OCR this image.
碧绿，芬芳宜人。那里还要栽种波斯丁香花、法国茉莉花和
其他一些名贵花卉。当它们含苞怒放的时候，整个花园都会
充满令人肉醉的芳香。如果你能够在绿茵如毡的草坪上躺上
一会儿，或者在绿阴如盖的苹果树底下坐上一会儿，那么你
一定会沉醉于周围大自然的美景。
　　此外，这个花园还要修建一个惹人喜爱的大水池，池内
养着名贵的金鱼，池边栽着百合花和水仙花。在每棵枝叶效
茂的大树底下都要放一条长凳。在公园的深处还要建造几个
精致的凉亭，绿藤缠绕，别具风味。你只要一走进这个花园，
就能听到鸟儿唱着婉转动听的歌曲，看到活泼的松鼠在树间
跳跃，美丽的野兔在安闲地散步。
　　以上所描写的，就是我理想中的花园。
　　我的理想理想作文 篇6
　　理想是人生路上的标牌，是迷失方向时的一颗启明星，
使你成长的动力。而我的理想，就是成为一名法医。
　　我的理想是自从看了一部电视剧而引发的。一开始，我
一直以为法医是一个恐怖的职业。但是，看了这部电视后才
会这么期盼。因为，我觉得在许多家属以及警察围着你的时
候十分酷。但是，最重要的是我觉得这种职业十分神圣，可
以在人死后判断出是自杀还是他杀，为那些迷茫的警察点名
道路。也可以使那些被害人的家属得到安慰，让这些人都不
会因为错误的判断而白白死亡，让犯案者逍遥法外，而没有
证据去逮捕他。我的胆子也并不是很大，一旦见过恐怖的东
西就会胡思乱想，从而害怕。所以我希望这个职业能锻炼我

=====

# Brief
Print the entries exactly. Include every one.

# Expected output
OCR this image.
碧绿，芬芳宜人。那里还要栽种波斯丁香花、法国茉莉花和
其他一些名贵花卉。当它们含苞怒放的时候，整个花园都会
充满令人肉醉的芳香。如果你能够在绿茵如毡的草坪上躺上
一会儿，或者在绿阴如盖的苹果树底下坐上一会儿，那么你
一定会沉醉于周围大自然的美景。
　　此外，这个花园还要修建一个惹人喜爱的大水池，池内
养着名贵的金鱼，池边栽着百合花和水仙花。在每棵枝叶效
茂的大树底下都要放一条长凳。在公园的深处还要建造几个
精致的凉亭，绿藤缠绕，别具风味。你只要一走进这个花园，
就能听到鸟儿唱着婉转动听的歌曲，看到活泼的松鼠在树间
跳跃，美丽的野兔在安闲地散步。
　　以上所描写的，就是我理想中的花园。
　　我的理想理想作文 篇6
　　理想是人生路上的标牌，是迷失方向时的一颗启明星，
使你成长的动力。而我的理想，就是成为一名法医。
　　我的理想是自从看了一部电视剧而引发的。一开始，我
一直以为法医是一个恐怖的职业。但是，看了这部电视后才
会这么期盼。因为，我觉得在许多家属以及警察围着你的时
候十分酷。但是，最重要的是我觉得这种职业十分神圣，可
以在人死后判断出是自杀还是他杀，为那些迷茫的警察点名
道路。也可以使那些被害人的家属得到安慰，让这些人都不
会因为错误的判断而白白死亡，让犯案者逍遥法外，而没有
证据去逮捕他。我的胆子也并不是很大，一旦见过恐怖的东
西就会胡思乱想，从而害怕。所以我希望这个职业能锻炼我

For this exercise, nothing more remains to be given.